## BEGIN GIVEN INFORMATION

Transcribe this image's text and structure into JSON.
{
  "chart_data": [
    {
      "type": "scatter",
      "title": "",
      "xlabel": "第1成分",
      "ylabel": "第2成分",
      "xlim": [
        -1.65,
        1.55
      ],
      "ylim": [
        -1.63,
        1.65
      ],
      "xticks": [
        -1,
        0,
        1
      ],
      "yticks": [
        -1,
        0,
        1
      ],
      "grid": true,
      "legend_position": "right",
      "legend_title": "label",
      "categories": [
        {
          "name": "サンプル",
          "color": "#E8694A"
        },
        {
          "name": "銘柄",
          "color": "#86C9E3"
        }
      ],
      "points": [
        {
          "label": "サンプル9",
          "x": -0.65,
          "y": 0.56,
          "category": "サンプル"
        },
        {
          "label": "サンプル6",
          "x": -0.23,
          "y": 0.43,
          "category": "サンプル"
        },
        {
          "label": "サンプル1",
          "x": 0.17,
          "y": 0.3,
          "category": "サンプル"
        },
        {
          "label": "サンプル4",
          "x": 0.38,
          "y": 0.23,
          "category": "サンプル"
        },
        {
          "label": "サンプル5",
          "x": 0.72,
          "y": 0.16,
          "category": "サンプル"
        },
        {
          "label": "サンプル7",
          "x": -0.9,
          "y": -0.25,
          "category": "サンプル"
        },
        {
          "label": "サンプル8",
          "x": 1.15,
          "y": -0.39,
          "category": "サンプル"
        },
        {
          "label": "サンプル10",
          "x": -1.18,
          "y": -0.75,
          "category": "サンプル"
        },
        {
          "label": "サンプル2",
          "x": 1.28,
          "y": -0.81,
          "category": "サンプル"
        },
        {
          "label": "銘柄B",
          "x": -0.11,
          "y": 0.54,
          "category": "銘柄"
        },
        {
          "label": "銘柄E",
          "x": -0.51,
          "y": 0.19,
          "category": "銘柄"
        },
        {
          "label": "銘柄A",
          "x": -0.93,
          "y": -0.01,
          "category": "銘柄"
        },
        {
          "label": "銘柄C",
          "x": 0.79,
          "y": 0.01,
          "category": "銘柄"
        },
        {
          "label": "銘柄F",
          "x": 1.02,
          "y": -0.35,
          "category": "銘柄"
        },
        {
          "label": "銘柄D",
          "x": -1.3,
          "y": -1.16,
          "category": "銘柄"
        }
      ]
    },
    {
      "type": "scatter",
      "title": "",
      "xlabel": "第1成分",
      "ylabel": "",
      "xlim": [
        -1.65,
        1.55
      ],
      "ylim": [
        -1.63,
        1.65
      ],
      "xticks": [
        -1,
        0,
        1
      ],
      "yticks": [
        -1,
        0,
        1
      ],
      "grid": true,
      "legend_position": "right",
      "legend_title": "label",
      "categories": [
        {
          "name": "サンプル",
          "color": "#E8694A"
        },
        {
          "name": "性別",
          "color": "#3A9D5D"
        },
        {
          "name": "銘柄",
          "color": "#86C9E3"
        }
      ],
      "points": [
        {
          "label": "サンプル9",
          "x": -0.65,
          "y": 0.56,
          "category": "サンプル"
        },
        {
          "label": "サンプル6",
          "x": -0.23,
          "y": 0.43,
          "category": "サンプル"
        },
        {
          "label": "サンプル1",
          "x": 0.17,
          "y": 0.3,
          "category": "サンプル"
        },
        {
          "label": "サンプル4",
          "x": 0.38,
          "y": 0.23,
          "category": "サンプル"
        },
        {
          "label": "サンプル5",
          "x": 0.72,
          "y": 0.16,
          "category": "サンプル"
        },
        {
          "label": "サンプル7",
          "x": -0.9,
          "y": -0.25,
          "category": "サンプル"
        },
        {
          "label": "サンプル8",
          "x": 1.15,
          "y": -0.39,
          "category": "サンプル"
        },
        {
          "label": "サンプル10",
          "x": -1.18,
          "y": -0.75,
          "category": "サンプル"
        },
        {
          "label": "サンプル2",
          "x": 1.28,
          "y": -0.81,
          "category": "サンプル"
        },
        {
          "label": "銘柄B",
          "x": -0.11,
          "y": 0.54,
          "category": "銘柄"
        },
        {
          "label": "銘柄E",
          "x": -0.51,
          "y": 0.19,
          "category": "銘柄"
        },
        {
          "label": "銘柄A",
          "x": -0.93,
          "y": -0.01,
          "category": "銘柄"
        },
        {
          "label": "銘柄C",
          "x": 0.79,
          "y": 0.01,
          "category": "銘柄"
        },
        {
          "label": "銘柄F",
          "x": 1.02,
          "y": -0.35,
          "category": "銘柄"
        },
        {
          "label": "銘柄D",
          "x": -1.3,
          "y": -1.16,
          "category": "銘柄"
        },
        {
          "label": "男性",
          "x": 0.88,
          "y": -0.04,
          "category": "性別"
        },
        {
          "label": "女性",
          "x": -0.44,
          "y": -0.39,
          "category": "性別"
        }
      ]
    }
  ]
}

## END GIVEN INFORMATION

TASK OBJECTIVE:
Reproduce the data in full, exactly as presented.

SOLVED PROBLEM:
Transcribe this image's text and structure into JSON.
{
  "chart_data": [
    {
      "type": "scatter",
      "title": "",
      "xlabel": "第1成分",
      "ylabel": "第2成分",
      "xlim": [
        -1.65,
        1.55
      ],
      "ylim": [
        -1.63,
        1.65
      ],
      "xticks": [
        -1,
        0,
        1
      ],
      "yticks": [
        -1,
        0,
        1
      ],
      "grid": true,
      "legend_position": "right",
      "legend_title": "label",
      "categories": [
        {
          "name": "サンプル",
          "color": "#E8694A"
        },
        {
          "name": "銘柄",
          "color": "#86C9E3"
        }
      ],
      "points": [
        {
          "label": "サンプル9",
          "x": -0.65,
          "y": 0.56,
          "category": "サンプル"
        },
        {
          "label": "サンプル6",
          "x": -0.23,
          "y": 0.43,
          "category": "サンプル"
        },
        {
          "label": "サンプル1",
          "x": 0.17,
          "y": 0.3,
          "category": "サンプル"
        },
        {
          "label": "サンプル4",
          "x": 0.38,
          "y": 0.23,
          "category": "サンプル"
        },
        {
          "label": "サンプル5",
          "x": 0.72,
          "y": 0.16,
          "category": "サンプル"
        },
        {
          "label": "サンプル7",
          "x": -0.9,
          "y": -0.25,
          "category": "サンプル"
        },
        {
          "label": "サンプル8",
          "x": 1.15,
          "y": -0.39,
          "category": "サンプル"
        },
        {
          "label": "サンプル10",
          "x": -1.18,
          "y": -0.75,
          "category": "サンプル"
        },
        {
          "label": "サンプル2",
          "x": 1.28,
          "y": -0.81,
          "category": "サンプル"
        },
        {
          "label": "銘柄B",
          "x": -0.11,
          "y": 0.54,
          "category": "銘柄"
        },
        {
          "label": "銘柄E",
          "x": -0.51,
          "y": 0.19,
          "category": "銘柄"
        },
        {
          "label": "銘柄A",
          "x": -0.93,
          "y": -0.01,
          "category": "銘柄"
        },
        {
          "label": "銘柄C",
          "x": 0.79,
          "y": 0.01,
          "category": "銘柄"
        },
        {
          "label": "銘柄F",
          "x": 1.02,
          "y": -0.35,
          "category": "銘柄"
        },
        {
          "label": "銘柄D",
          "x": -1.3,
          "y": -1.16,
          "category": "銘柄"
        }
      ]
    },
    {
      "type": "scatter",
      "title": "",
      "xlabel": "第1成分",
      "ylabel": "",
      "xlim": [
        -1.65,
        1.55
      ],
      "ylim": [
        -1.63,
        1.65
      ],
      "xticks": [
        -1,
        0,
        1
      ],
      "yticks": [
        -1,
        0,
        1
      ],
      "grid": true,
      "legend_position": "right",
      "legend_title": "label",
      "categories": [
        {
          "name": "サンプル",
          "color": "#E8694A"
        },
        {
          "name": "性別",
          "color": "#3A9D5D"
        },
        {
          "name": "銘柄",
          "color": "#86C9E3"
        }
      ],
      "points": [
        {
          "label": "サンプル9",
          "x": -0.65,
          "y": 0.56,
          "category": "サンプル"
        },
        {
          "label": "サンプル6",
          "x": -0.23,
          "y": 0.43,
          "category": "サンプル"
        },
        {
          "label": "サンプル1",
          "x": 0.17,
          "y": 0.3,
          "category": "サンプル"
        },
        {
          "label": "サンプル4",
          "x": 0.38,
          "y": 0.23,
          "category": "サンプル"
        },
        {
          "label": "サンプル5",
          "x": 0.72,
          "y": 0.16,
          "category": "サンプル"
        },
        {
          "label": "サンプル7",
          "x": -0.9,
          "y": -0.25,
          "category": "サンプル"
        },
        {
          "label": "サンプル8",
          "x": 1.15,
          "y": -0.39,
          "category": "サンプル"
        },
        {
          "label": "サンプル10",
          "x": -1.18,
          "y": -0.75,
          "category": "サンプル"
        },
        {
          "label": "サンプル2",
          "x": 1.28,
          "y": -0.81,
          "category": "サンプル"
        },
        {
          "label": "銘柄B",
          "x": -0.11,
          "y": 0.54,
          "category": "銘柄"
        },
        {
          "label": "銘柄E",
          "x": -0.51,
          "y": 0.19,
          "category": "銘柄"
        },
        {
          "label": "銘柄A",
          "x": -0.93,
          "y": -0.01,
          "category": "銘柄"
        },
        {
          "label": "銘柄C",
          "x": 0.79,
          "y": 0.01,
          "category": "銘柄"
        },
        {
          "label": "銘柄F",
          "x": 1.02,
          "y": -0.35,
          "category": "銘柄"
        },
        {
          "label": "銘柄D",
          "x": -1.3,
          "y": -1.16,
          "category": "銘柄"
        },
        {
          "label": "男性",
          "x": 0.88,
          "y": -0.04,
          "category": "性別"
        },
        {
          "label": "女性",
          "x": -0.44,
          "y": -0.39,
          "category": "性別"
        }
      ]
    }
  ]
}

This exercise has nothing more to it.